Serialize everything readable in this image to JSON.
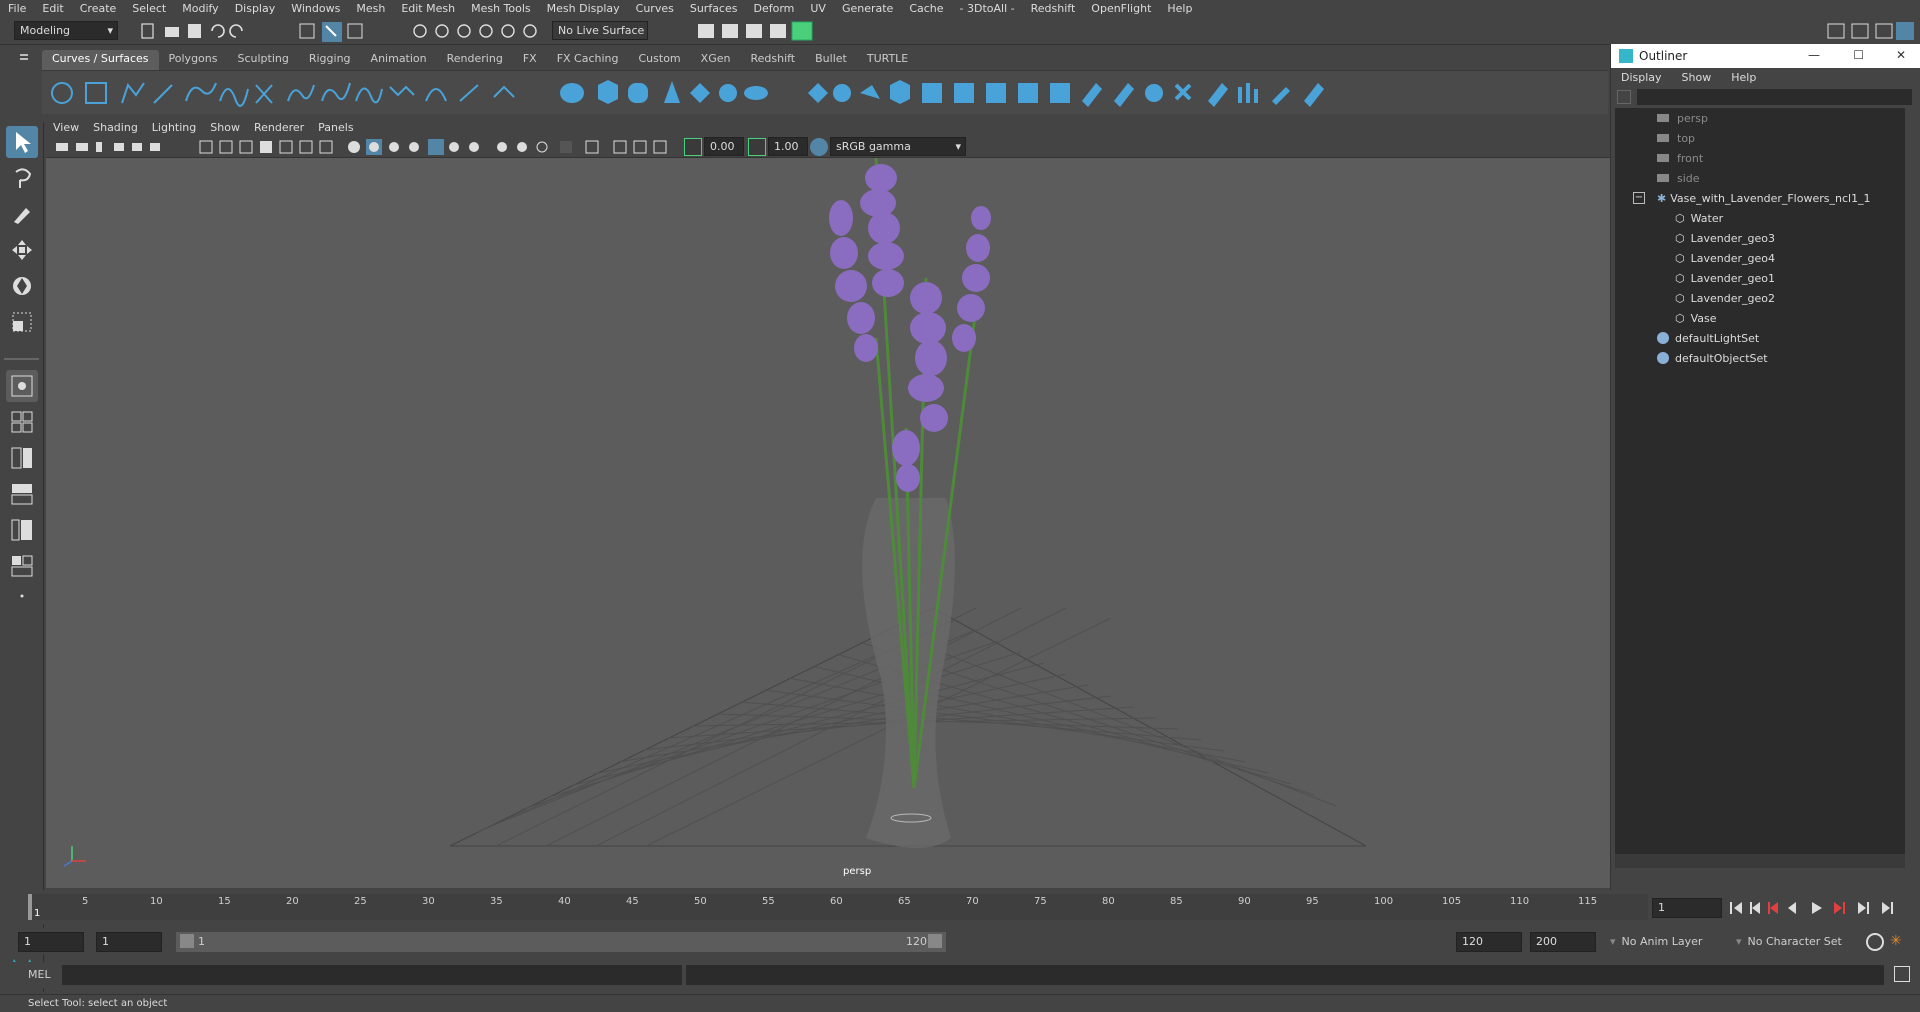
{
  "menubar": [
    "File",
    "Edit",
    "Create",
    "Select",
    "Modify",
    "Display",
    "Windows",
    "Mesh",
    "Edit Mesh",
    "Mesh Tools",
    "Mesh Display",
    "Curves",
    "Surfaces",
    "Deform",
    "UV",
    "Generate",
    "Cache",
    "- 3DtoAll -",
    "Redshift",
    "OpenFlight",
    "Help"
  ],
  "status_line": {
    "mode": "Modeling",
    "live_surface": "No Live Surface"
  },
  "shelf_tabs": [
    "Curves / Surfaces",
    "Polygons",
    "Sculpting",
    "Rigging",
    "Animation",
    "Rendering",
    "FX",
    "FX Caching",
    "Custom",
    "XGen",
    "Redshift",
    "Bullet",
    "TURTLE"
  ],
  "viewport": {
    "menu": [
      "View",
      "Shading",
      "Lighting",
      "Show",
      "Renderer",
      "Panels"
    ],
    "exposure": "0.00",
    "gamma": "1.00",
    "color_space": "sRGB gamma",
    "camera_label": "persp"
  },
  "outliner": {
    "title": "Outliner",
    "menu": [
      "Display",
      "Show",
      "Help"
    ],
    "cameras": [
      "persp",
      "top",
      "front",
      "side"
    ],
    "group": "Vase_with_Lavender_Flowers_ncl1_1",
    "children": [
      "Water",
      "Lavender_geo3",
      "Lavender_geo4",
      "Lavender_geo1",
      "Lavender_geo2",
      "Vase"
    ],
    "sets": [
      "defaultLightSet",
      "defaultObjectSet"
    ]
  },
  "timeline": {
    "ticks": [
      "5",
      "10",
      "15",
      "20",
      "25",
      "30",
      "35",
      "40",
      "45",
      "50",
      "55",
      "60",
      "65",
      "70",
      "75",
      "80",
      "85",
      "90",
      "95",
      "100",
      "105",
      "110",
      "115",
      "1"
    ],
    "current_frame": "1",
    "frame_field": "1"
  },
  "range": {
    "start": "1",
    "playback_start": "1",
    "slider_start": "1",
    "slider_end": "120",
    "playback_end": "120",
    "end": "200",
    "anim_layer": "No Anim Layer",
    "character_set": "No Character Set"
  },
  "command_line": {
    "label": "MEL"
  },
  "help_line": "Select Tool: select an object",
  "colors": {
    "accent": "#5285a6",
    "viewport_bg": "#5c5c5c",
    "outliner_bg": "#2b2b2b",
    "lavender": "#8a6cc0",
    "stem": "#4e8a3a"
  }
}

AIM:
Quote the data above in full and without alteration; skip the pictures.

ANSWER IN FULL:
Serialize everything readable in this image to JSON.
{
  "menubar": [
    "File",
    "Edit",
    "Create",
    "Select",
    "Modify",
    "Display",
    "Windows",
    "Mesh",
    "Edit Mesh",
    "Mesh Tools",
    "Mesh Display",
    "Curves",
    "Surfaces",
    "Deform",
    "UV",
    "Generate",
    "Cache",
    "- 3DtoAll -",
    "Redshift",
    "OpenFlight",
    "Help"
  ],
  "status_line": {
    "mode": "Modeling",
    "live_surface": "No Live Surface"
  },
  "shelf_tabs": [
    "Curves / Surfaces",
    "Polygons",
    "Sculpting",
    "Rigging",
    "Animation",
    "Rendering",
    "FX",
    "FX Caching",
    "Custom",
    "XGen",
    "Redshift",
    "Bullet",
    "TURTLE"
  ],
  "viewport": {
    "menu": [
      "View",
      "Shading",
      "Lighting",
      "Show",
      "Renderer",
      "Panels"
    ],
    "exposure": "0.00",
    "gamma": "1.00",
    "color_space": "sRGB gamma",
    "camera_label": "persp"
  },
  "outliner": {
    "title": "Outliner",
    "menu": [
      "Display",
      "Show",
      "Help"
    ],
    "cameras": [
      "persp",
      "top",
      "front",
      "side"
    ],
    "group": "Vase_with_Lavender_Flowers_ncl1_1",
    "children": [
      "Water",
      "Lavender_geo3",
      "Lavender_geo4",
      "Lavender_geo1",
      "Lavender_geo2",
      "Vase"
    ],
    "sets": [
      "defaultLightSet",
      "defaultObjectSet"
    ]
  },
  "timeline": {
    "ticks": [
      "5",
      "10",
      "15",
      "20",
      "25",
      "30",
      "35",
      "40",
      "45",
      "50",
      "55",
      "60",
      "65",
      "70",
      "75",
      "80",
      "85",
      "90",
      "95",
      "100",
      "105",
      "110",
      "115",
      "1"
    ],
    "current_frame": "1",
    "frame_field": "1"
  },
  "range": {
    "start": "1",
    "playback_start": "1",
    "slider_start": "1",
    "slider_end": "120",
    "playback_end": "120",
    "end": "200",
    "anim_layer": "No Anim Layer",
    "character_set": "No Character Set"
  },
  "command_line": {
    "label": "MEL"
  },
  "help_line": "Select Tool: select an object",
  "colors": {
    "accent": "#5285a6",
    "viewport_bg": "#5c5c5c",
    "outliner_bg": "#2b2b2b",
    "lavender": "#8a6cc0",
    "stem": "#4e8a3a"
  }
}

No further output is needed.